# PROBLEM DESCRIPTION
Output the entries verbatim, including every line.

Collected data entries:
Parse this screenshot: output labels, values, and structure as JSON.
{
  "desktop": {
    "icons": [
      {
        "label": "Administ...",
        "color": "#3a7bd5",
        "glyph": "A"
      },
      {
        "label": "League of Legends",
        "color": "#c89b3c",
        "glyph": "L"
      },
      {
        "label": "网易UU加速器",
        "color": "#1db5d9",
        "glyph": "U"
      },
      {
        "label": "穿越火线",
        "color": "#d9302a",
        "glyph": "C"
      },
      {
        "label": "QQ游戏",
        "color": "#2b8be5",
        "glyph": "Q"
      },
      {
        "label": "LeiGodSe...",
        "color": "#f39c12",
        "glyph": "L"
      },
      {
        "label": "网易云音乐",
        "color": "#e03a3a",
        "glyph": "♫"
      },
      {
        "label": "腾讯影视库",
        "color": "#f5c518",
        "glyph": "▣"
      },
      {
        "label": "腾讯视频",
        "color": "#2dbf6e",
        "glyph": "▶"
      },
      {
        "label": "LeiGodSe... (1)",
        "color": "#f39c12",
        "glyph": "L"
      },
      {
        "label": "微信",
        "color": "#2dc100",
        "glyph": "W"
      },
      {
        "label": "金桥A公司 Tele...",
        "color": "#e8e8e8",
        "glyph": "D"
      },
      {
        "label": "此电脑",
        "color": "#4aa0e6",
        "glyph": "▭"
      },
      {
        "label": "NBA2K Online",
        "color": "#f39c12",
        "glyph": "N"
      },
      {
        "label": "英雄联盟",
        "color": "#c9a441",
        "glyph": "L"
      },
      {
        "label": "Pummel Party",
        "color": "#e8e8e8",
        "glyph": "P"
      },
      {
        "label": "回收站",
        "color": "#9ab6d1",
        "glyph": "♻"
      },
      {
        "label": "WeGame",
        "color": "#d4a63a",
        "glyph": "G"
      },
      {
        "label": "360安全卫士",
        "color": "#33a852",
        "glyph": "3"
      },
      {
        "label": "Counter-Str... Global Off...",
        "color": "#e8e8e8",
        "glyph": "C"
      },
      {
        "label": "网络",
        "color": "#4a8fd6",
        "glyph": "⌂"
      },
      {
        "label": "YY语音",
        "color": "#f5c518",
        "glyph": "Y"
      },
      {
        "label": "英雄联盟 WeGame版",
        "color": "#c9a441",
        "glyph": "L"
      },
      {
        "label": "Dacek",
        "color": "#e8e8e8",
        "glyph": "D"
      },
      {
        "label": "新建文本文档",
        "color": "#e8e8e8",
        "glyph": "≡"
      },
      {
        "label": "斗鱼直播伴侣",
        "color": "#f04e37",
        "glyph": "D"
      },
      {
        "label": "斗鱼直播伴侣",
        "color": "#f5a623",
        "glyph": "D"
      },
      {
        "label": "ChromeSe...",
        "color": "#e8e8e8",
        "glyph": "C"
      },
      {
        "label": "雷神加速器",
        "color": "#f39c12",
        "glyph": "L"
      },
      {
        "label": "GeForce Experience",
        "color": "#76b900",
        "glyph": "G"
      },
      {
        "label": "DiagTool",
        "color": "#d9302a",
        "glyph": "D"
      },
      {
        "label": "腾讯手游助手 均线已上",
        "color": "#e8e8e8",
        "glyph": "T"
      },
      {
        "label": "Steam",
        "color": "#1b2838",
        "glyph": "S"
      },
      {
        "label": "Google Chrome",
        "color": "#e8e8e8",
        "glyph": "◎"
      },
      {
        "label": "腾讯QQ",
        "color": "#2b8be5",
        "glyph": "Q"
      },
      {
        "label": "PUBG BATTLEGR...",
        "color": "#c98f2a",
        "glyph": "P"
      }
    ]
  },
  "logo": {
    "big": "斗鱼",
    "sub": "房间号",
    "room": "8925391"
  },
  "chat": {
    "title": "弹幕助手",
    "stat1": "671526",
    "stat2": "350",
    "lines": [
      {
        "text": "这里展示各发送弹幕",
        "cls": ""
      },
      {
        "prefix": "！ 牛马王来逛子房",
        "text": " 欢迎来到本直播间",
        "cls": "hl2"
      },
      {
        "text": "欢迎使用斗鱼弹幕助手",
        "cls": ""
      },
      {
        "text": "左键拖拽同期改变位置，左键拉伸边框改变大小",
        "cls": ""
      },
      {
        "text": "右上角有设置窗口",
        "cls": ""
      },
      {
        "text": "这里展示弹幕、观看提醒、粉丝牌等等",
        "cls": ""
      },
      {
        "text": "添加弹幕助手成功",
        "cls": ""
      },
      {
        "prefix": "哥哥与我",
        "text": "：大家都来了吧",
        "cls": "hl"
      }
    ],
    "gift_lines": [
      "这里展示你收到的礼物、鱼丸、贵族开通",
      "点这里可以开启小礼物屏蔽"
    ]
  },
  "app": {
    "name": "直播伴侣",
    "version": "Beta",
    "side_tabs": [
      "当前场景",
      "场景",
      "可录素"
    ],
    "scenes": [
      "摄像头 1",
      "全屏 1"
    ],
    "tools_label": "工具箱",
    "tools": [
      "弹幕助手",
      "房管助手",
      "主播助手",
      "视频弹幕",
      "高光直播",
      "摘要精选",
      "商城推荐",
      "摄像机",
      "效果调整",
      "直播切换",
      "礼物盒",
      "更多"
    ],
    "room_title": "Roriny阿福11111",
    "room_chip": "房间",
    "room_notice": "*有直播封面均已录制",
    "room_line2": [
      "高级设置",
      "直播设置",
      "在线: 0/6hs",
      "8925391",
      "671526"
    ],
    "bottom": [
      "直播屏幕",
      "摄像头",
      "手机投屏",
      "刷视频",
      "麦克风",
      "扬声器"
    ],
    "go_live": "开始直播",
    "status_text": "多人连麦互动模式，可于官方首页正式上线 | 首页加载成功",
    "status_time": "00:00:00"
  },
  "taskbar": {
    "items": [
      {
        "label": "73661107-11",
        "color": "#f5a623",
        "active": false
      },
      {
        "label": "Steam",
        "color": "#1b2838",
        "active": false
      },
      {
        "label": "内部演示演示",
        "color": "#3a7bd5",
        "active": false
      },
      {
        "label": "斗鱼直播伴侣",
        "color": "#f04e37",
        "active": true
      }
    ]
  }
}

# RESPONSE
Parse this screenshot: output labels, values, and structure as JSON.
{
  "desktop": {
    "icons": [
      {
        "label": "Administ...",
        "color": "#3a7bd5",
        "glyph": "A"
      },
      {
        "label": "League of Legends",
        "color": "#c89b3c",
        "glyph": "L"
      },
      {
        "label": "网易UU加速器",
        "color": "#1db5d9",
        "glyph": "U"
      },
      {
        "label": "穿越火线",
        "color": "#d9302a",
        "glyph": "C"
      },
      {
        "label": "QQ游戏",
        "color": "#2b8be5",
        "glyph": "Q"
      },
      {
        "label": "LeiGodSe...",
        "color": "#f39c12",
        "glyph": "L"
      },
      {
        "label": "网易云音乐",
        "color": "#e03a3a",
        "glyph": "♫"
      },
      {
        "label": "腾讯影视库",
        "color": "#f5c518",
        "glyph": "▣"
      },
      {
        "label": "腾讯视频",
        "color": "#2dbf6e",
        "glyph": "▶"
      },
      {
        "label": "LeiGodSe... (1)",
        "color": "#f39c12",
        "glyph": "L"
      },
      {
        "label": "微信",
        "color": "#2dc100",
        "glyph": "W"
      },
      {
        "label": "金桥A公司 Tele...",
        "color": "#e8e8e8",
        "glyph": "D"
      },
      {
        "label": "此电脑",
        "color": "#4aa0e6",
        "glyph": "▭"
      },
      {
        "label": "NBA2K Online",
        "color": "#f39c12",
        "glyph": "N"
      },
      {
        "label": "英雄联盟",
        "color": "#c9a441",
        "glyph": "L"
      },
      {
        "label": "Pummel Party",
        "color": "#e8e8e8",
        "glyph": "P"
      },
      {
        "label": "回收站",
        "color": "#9ab6d1",
        "glyph": "♻"
      },
      {
        "label": "WeGame",
        "color": "#d4a63a",
        "glyph": "G"
      },
      {
        "label": "360安全卫士",
        "color": "#33a852",
        "glyph": "3"
      },
      {
        "label": "Counter-Str... Global Off...",
        "color": "#e8e8e8",
        "glyph": "C"
      },
      {
        "label": "网络",
        "color": "#4a8fd6",
        "glyph": "⌂"
      },
      {
        "label": "YY语音",
        "color": "#f5c518",
        "glyph": "Y"
      },
      {
        "label": "英雄联盟 WeGame版",
        "color": "#c9a441",
        "glyph": "L"
      },
      {
        "label": "Dacek",
        "color": "#e8e8e8",
        "glyph": "D"
      },
      {
        "label": "新建文本文档",
        "color": "#e8e8e8",
        "glyph": "≡"
      },
      {
        "label": "斗鱼直播伴侣",
        "color": "#f04e37",
        "glyph": "D"
      },
      {
        "label": "斗鱼直播伴侣",
        "color": "#f5a623",
        "glyph": "D"
      },
      {
        "label": "ChromeSe...",
        "color": "#e8e8e8",
        "glyph": "C"
      },
      {
        "label": "雷神加速器",
        "color": "#f39c12",
        "glyph": "L"
      },
      {
        "label": "GeForce Experience",
        "color": "#76b900",
        "glyph": "G"
      },
      {
        "label": "DiagTool",
        "color": "#d9302a",
        "glyph": "D"
      },
      {
        "label": "腾讯手游助手 均线已上",
        "color": "#e8e8e8",
        "glyph": "T"
      },
      {
        "label": "Steam",
        "color": "#1b2838",
        "glyph": "S"
      },
      {
        "label": "Google Chrome",
        "color": "#e8e8e8",
        "glyph": "◎"
      },
      {
        "label": "腾讯QQ",
        "color": "#2b8be5",
        "glyph": "Q"
      },
      {
        "label": "PUBG BATTLEGR...",
        "color": "#c98f2a",
        "glyph": "P"
      }
    ]
  },
  "logo": {
    "big": "斗鱼",
    "sub": "房间号",
    "room": "8925391"
  },
  "chat": {
    "title": "弹幕助手",
    "stat1": "671526",
    "stat2": "350",
    "lines": [
      {
        "text": "这里展示各发送弹幕",
        "cls": ""
      },
      {
        "prefix": "！ 牛马王来逛子房",
        "text": " 欢迎来到本直播间",
        "cls": "hl2"
      },
      {
        "text": "欢迎使用斗鱼弹幕助手",
        "cls": ""
      },
      {
        "text": "左键拖拽同期改变位置，左键拉伸边框改变大小",
        "cls": ""
      },
      {
        "text": "右上角有设置窗口",
        "cls": ""
      },
      {
        "text": "这里展示弹幕、观看提醒、粉丝牌等等",
        "cls": ""
      },
      {
        "text": "添加弹幕助手成功",
        "cls": ""
      },
      {
        "prefix": "哥哥与我",
        "text": "：大家都来了吧",
        "cls": "hl"
      }
    ],
    "gift_lines": [
      "这里展示你收到的礼物、鱼丸、贵族开通",
      "点这里可以开启小礼物屏蔽"
    ]
  },
  "app": {
    "name": "直播伴侣",
    "version": "Beta",
    "side_tabs": [
      "当前场景",
      "场景",
      "可录素"
    ],
    "scenes": [
      "摄像头 1",
      "全屏 1"
    ],
    "tools_label": "工具箱",
    "tools": [
      "弹幕助手",
      "房管助手",
      "主播助手",
      "视频弹幕",
      "高光直播",
      "摘要精选",
      "商城推荐",
      "摄像机",
      "效果调整",
      "直播切换",
      "礼物盒",
      "更多"
    ],
    "room_title": "Roriny阿福11111",
    "room_chip": "房间",
    "room_notice": "*有直播封面均已录制",
    "room_line2": [
      "高级设置",
      "直播设置",
      "在线: 0/6hs",
      "8925391",
      "671526"
    ],
    "bottom": [
      "直播屏幕",
      "摄像头",
      "手机投屏",
      "刷视频",
      "麦克风",
      "扬声器"
    ],
    "go_live": "开始直播",
    "status_text": "多人连麦互动模式，可于官方首页正式上线 | 首页加载成功",
    "status_time": "00:00:00"
  },
  "taskbar": {
    "items": [
      {
        "label": "73661107-11",
        "color": "#f5a623",
        "active": false
      },
      {
        "label": "Steam",
        "color": "#1b2838",
        "active": false
      },
      {
        "label": "内部演示演示",
        "color": "#3a7bd5",
        "active": false
      },
      {
        "label": "斗鱼直播伴侣",
        "color": "#f04e37",
        "active": true
      }
    ]
  }
}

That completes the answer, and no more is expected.